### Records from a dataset

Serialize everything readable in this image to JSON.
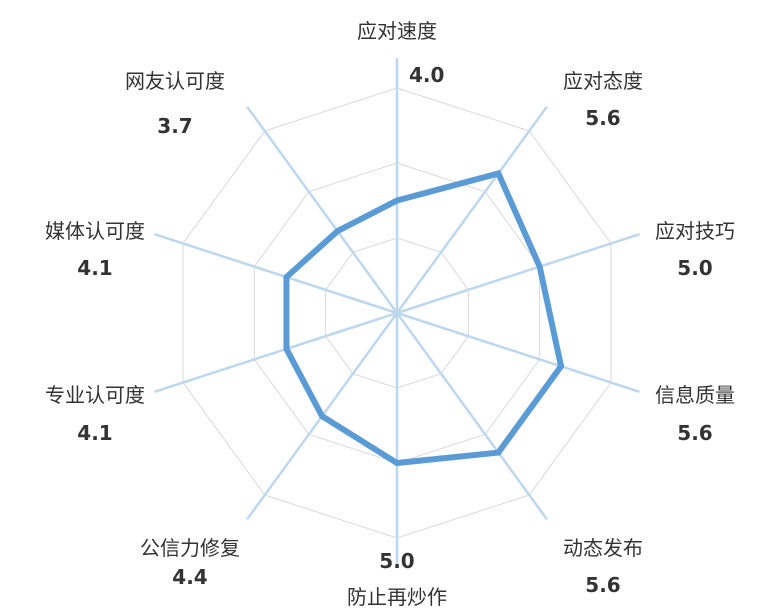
{
  "chart_data": {
    "type": "radar",
    "categories": [
      "应对速度",
      "应对态度",
      "应对技巧",
      "信息质量",
      "动态发布",
      "防止再炒作",
      "公信力修复",
      "专业认可度",
      "媒体认可度",
      "网友认可度"
    ],
    "values": [
      4.0,
      5.6,
      5.0,
      5.6,
      5.6,
      5.0,
      4.4,
      4.1,
      4.1,
      3.7
    ],
    "value_labels": [
      "4.0",
      "5.6",
      "5.0",
      "5.6",
      "5.6",
      "5.0",
      "4.4",
      "4.1",
      "4.1",
      "3.7"
    ],
    "rlim": [
      1,
      7
    ],
    "grid_levels": [
      3,
      5,
      7
    ],
    "grid": true,
    "colors": {
      "series": "#5B9BD5",
      "axis": "#BDD7EE",
      "grid": "#D9D9D9"
    }
  }
}
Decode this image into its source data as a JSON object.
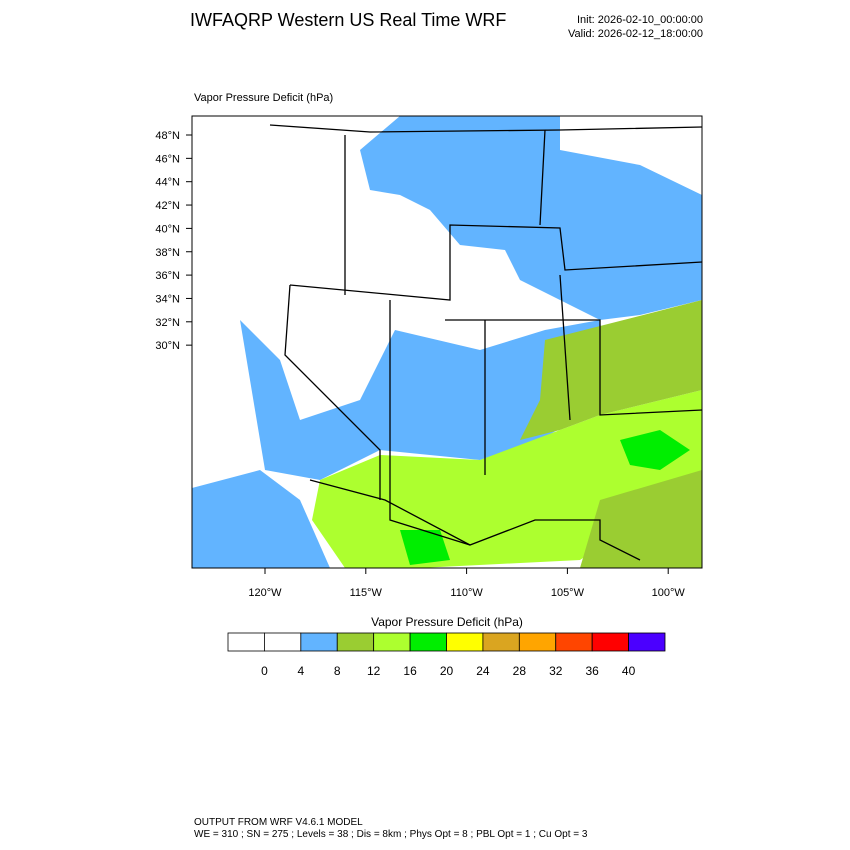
{
  "header": {
    "title": "IWFAQRP Western US Real Time WRF",
    "init": "Init: 2026-02-10_00:00:00",
    "valid": "Valid: 2026-02-12_18:00:00"
  },
  "map": {
    "field_label": "Vapor Pressure Deficit   (hPa)",
    "lat_labels": [
      "48°N",
      "46°N",
      "44°N",
      "42°N",
      "40°N",
      "38°N",
      "36°N",
      "34°N",
      "32°N",
      "30°N"
    ],
    "lon_labels": [
      "120°W",
      "115°W",
      "110°W",
      "105°W",
      "100°W"
    ]
  },
  "colorbar": {
    "title": "Vapor Pressure Deficit  (hPa)",
    "levels": [
      0,
      4,
      8,
      12,
      16,
      20,
      24,
      28,
      32,
      36,
      40
    ],
    "colors": [
      "#ffffff",
      "#ffffff",
      "#62b4ff",
      "#9acd32",
      "#adff2f",
      "#00ee00",
      "#ffff00",
      "#daa520",
      "#ffa500",
      "#ff4500",
      "#ff0000",
      "#4b00ff"
    ]
  },
  "footer": {
    "line1": "OUTPUT FROM WRF V4.6.1 MODEL",
    "line2": "WE = 310 ; SN = 275 ; Levels = 38 ; Dis = 8km ; Phys Opt = 8 ; PBL Opt = 1 ; Cu Opt = 3"
  }
}
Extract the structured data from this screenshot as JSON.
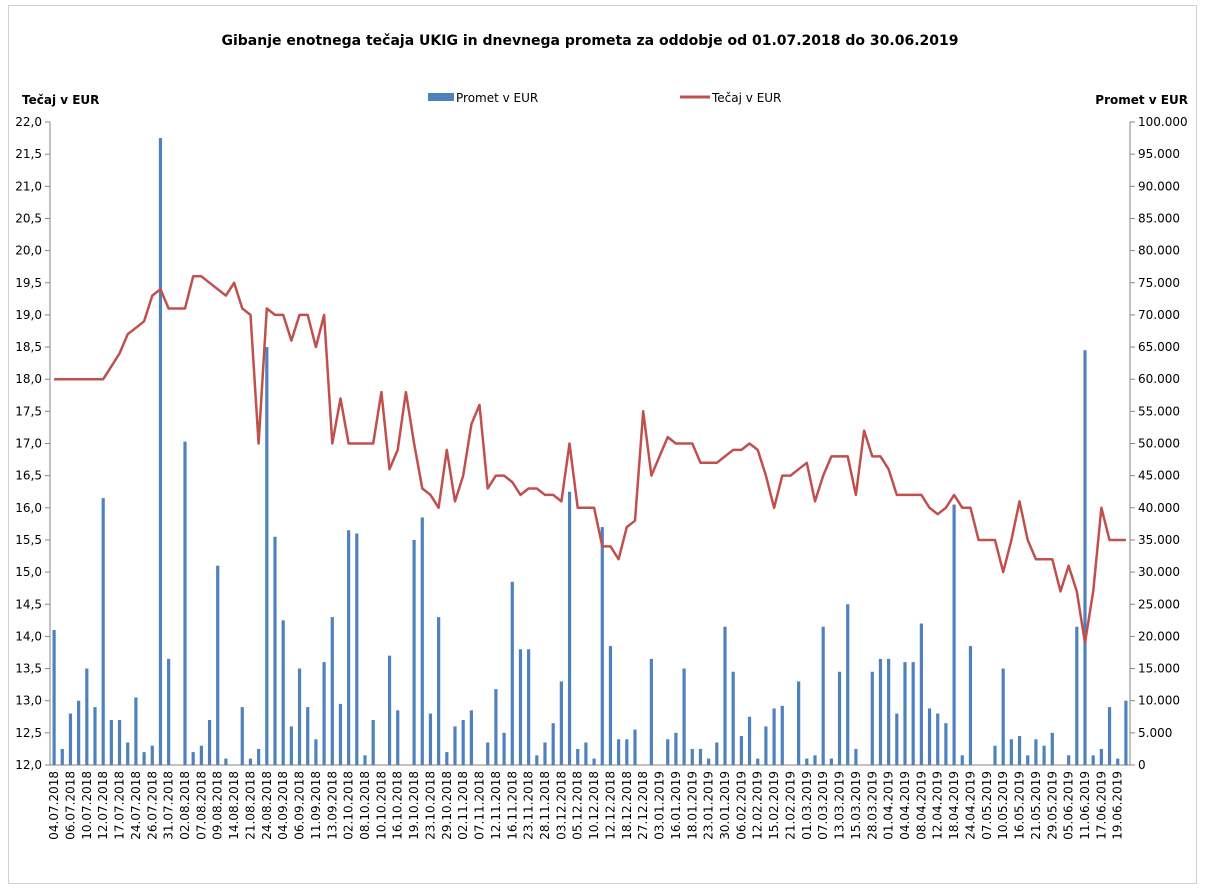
{
  "chart_data": {
    "type": "combo",
    "title": "Gibanje enotnega tečaja UKIG in dnevnega prometa za oddobje od 01.07.2018 do 30.06.2019",
    "y_label": "Tečaj v EUR",
    "y2_label": "Promet v EUR",
    "categories": [
      "04.07.2018",
      null,
      "06.07.2018",
      null,
      "10.07.2018",
      null,
      "12.07.2018",
      null,
      "17.07.2018",
      null,
      "24.07.2018",
      null,
      "26.07.2018",
      null,
      "31.07.2018",
      null,
      "02.08.2018",
      null,
      "07.08.2018",
      null,
      "09.08.2018",
      null,
      "14.08.2018",
      null,
      "21.08.2018",
      null,
      "24.08.2018",
      null,
      "04.09.2018",
      null,
      "06.09.2018",
      null,
      "11.09.2018",
      null,
      "13.09.2018",
      null,
      "02.10.2018",
      null,
      "08.10.2018",
      null,
      "10.10.2018",
      null,
      "16.10.2018",
      null,
      "19.10.2018",
      null,
      "23.10.2018",
      null,
      "29.10.2018",
      null,
      "02.11.2018",
      null,
      "07.11.2018",
      null,
      "12.11.2018",
      null,
      "16.11.2018",
      null,
      "23.11.2018",
      null,
      "28.11.2018",
      null,
      "03.12.2018",
      null,
      "05.12.2018",
      null,
      "10.12.2018",
      null,
      "12.12.2018",
      null,
      "18.12.2018",
      null,
      "27.12.2018",
      null,
      "03.01.2019",
      null,
      "16.01.2019",
      null,
      "18.01.2019",
      null,
      "23.01.2019",
      null,
      "30.01.2019",
      null,
      "06.02.2019",
      null,
      "12.02.2019",
      null,
      "15.02.2019",
      null,
      "21.02.2019",
      null,
      "01.03.2019",
      null,
      "07.03.2019",
      null,
      "13.03.2019",
      null,
      "15.03.2019",
      null,
      "28.03.2019",
      null,
      "01.04.2019",
      null,
      "04.04.2019",
      null,
      "08.04.2019",
      null,
      "12.04.2019",
      null,
      "18.04.2019",
      null,
      "24.04.2019",
      null,
      "07.05.2019",
      null,
      "10.05.2019",
      null,
      "16.05.2019",
      null,
      "21.05.2019",
      null,
      "29.05.2019",
      null,
      "05.06.2019",
      null,
      "11.06.2019",
      null,
      "17.06.2019",
      null,
      "19.06.2019",
      null
    ],
    "series": [
      {
        "name": "Promet v EUR",
        "type": "bar",
        "axis": "y2",
        "color": "#4f81bd",
        "values": [
          21000,
          2500,
          8000,
          10000,
          15000,
          9000,
          41500,
          7000,
          7000,
          3500,
          10500,
          2000,
          3000,
          97500,
          16500,
          0,
          50300,
          2000,
          3000,
          7000,
          31000,
          1000,
          0,
          9000,
          1000,
          2500,
          65000,
          35500,
          22500,
          6000,
          15000,
          9000,
          4000,
          16000,
          23000,
          9500,
          36500,
          36000,
          1500,
          7000,
          0,
          17000,
          8500,
          0,
          35000,
          38500,
          8000,
          23000,
          2000,
          6000,
          7000,
          8500,
          0,
          3500,
          11800,
          5000,
          28500,
          18000,
          18000,
          1500,
          3500,
          6500,
          13000,
          42500,
          2500,
          3500,
          1000,
          37000,
          18500,
          4000,
          4000,
          5500,
          0,
          16500,
          0,
          4000,
          5000,
          15000,
          2500,
          2500,
          1000,
          3500,
          21500,
          14500,
          4500,
          7500,
          1000,
          6000,
          8800,
          9200,
          0,
          13000,
          1000,
          1500,
          21500,
          1000,
          14500,
          25000,
          2500,
          0,
          14500,
          16500,
          16500,
          8000,
          16000,
          16000,
          22000,
          8800,
          8000,
          6500,
          40500,
          1500,
          18500,
          0,
          0,
          3000,
          15000,
          4000,
          4500,
          1500,
          4000,
          3000,
          5000,
          0,
          1500,
          21500,
          64500,
          1500,
          2500,
          9000,
          1000,
          10000
        ]
      },
      {
        "name": "Tečaj v EUR",
        "type": "line",
        "color": "#c0504d",
        "values": [
          18,
          18,
          18,
          18,
          18,
          18,
          18,
          18.2,
          18.4,
          18.7,
          18.8,
          18.9,
          19.3,
          19.4,
          19.1,
          19.1,
          19.1,
          19.6,
          19.6,
          19.5,
          19.4,
          19.3,
          19.5,
          19.1,
          19.0,
          17.0,
          19.1,
          19.0,
          19.0,
          18.6,
          19.0,
          19.0,
          18.5,
          19.0,
          17.0,
          17.7,
          17.0,
          17.0,
          17.0,
          17.0,
          17.8,
          16.6,
          16.9,
          17.8,
          17.0,
          16.3,
          16.2,
          16.0,
          16.9,
          16.1,
          16.5,
          17.3,
          17.6,
          16.3,
          16.5,
          16.5,
          16.4,
          16.2,
          16.3,
          16.3,
          16.2,
          16.2,
          16.1,
          17.0,
          16.0,
          16.0,
          16.0,
          15.4,
          15.4,
          15.2,
          15.7,
          15.8,
          17.5,
          16.5,
          16.8,
          17.1,
          17.0,
          17.0,
          17.0,
          16.7,
          16.7,
          16.7,
          16.8,
          16.9,
          16.9,
          17.0,
          16.9,
          16.5,
          16.0,
          16.5,
          16.5,
          16.6,
          16.7,
          16.1,
          16.5,
          16.8,
          16.8,
          16.8,
          16.2,
          17.2,
          16.8,
          16.8,
          16.6,
          16.2,
          16.2,
          16.2,
          16.2,
          16.0,
          15.9,
          16.0,
          16.2,
          16.0,
          16.0,
          15.5,
          15.5,
          15.5,
          15.0,
          15.5,
          16.1,
          15.5,
          15.2,
          15.2,
          15.2,
          14.7,
          15.1,
          14.7,
          13.9,
          14.7,
          16.0,
          15.5,
          15.5,
          15.5
        ]
      }
    ],
    "ylim": [
      12,
      22
    ],
    "yticks": [
      {
        "value": 12,
        "label": "12,0"
      },
      {
        "value": 12.5,
        "label": "12,5"
      },
      {
        "value": 13,
        "label": "13,0"
      },
      {
        "value": 13.5,
        "label": "13,5"
      },
      {
        "value": 14,
        "label": "14,0"
      },
      {
        "value": 14.5,
        "label": "14,5"
      },
      {
        "value": 15,
        "label": "15,0"
      },
      {
        "value": 15.5,
        "label": "15,5"
      },
      {
        "value": 16,
        "label": "16,0"
      },
      {
        "value": 16.5,
        "label": "16,5"
      },
      {
        "value": 17,
        "label": "17,0"
      },
      {
        "value": 17.5,
        "label": "17,5"
      },
      {
        "value": 18,
        "label": "18,0"
      },
      {
        "value": 18.5,
        "label": "18,5"
      },
      {
        "value": 19,
        "label": "19,0"
      },
      {
        "value": 19.5,
        "label": "19,5"
      },
      {
        "value": 20,
        "label": "20,0"
      },
      {
        "value": 20.5,
        "label": "20,5"
      },
      {
        "value": 21,
        "label": "21,0"
      },
      {
        "value": 21.5,
        "label": "21,5"
      },
      {
        "value": 22,
        "label": "22,0"
      }
    ],
    "y2lim": [
      0,
      100000
    ],
    "y2ticks": [
      0,
      {
        "value": 5000,
        "label": "5.000"
      },
      {
        "value": 10000,
        "label": "10.000"
      },
      {
        "value": 15000,
        "label": "15.000"
      },
      {
        "value": 20000,
        "label": "20.000"
      },
      {
        "value": 25000,
        "label": "25.000"
      },
      {
        "value": 30000,
        "label": "30.000"
      },
      {
        "value": 35000,
        "label": "35.000"
      },
      {
        "value": 40000,
        "label": "40.000"
      },
      {
        "value": 45000,
        "label": "45.000"
      },
      {
        "value": 50000,
        "label": "50.000"
      },
      {
        "value": 55000,
        "label": "55.000"
      },
      {
        "value": 60000,
        "label": "60.000"
      },
      {
        "value": 65000,
        "label": "65.000"
      },
      {
        "value": 70000,
        "label": "70.000"
      },
      {
        "value": 75000,
        "label": "75.000"
      },
      {
        "value": 80000,
        "label": "80.000"
      },
      {
        "value": 85000,
        "label": "85.000"
      },
      {
        "value": 90000,
        "label": "90.000"
      },
      {
        "value": 95000,
        "label": "95.000"
      },
      {
        "value": 100000,
        "label": "100.000"
      }
    ],
    "grid": false,
    "legend": "top"
  }
}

### REQUIREMENT
Write out every line of the listing that holds the word "title".

### EXERCISE SOLUTION
    "title": "IWFAQRP Western US Real Time WRF",
    "title": "Vapor Pressure Deficit  (hPa)",
    "title": "Gibanje enotnega tečaja UKIG in dnevnega prometa za oddobje od 01.07.2018 do 30.06.2019",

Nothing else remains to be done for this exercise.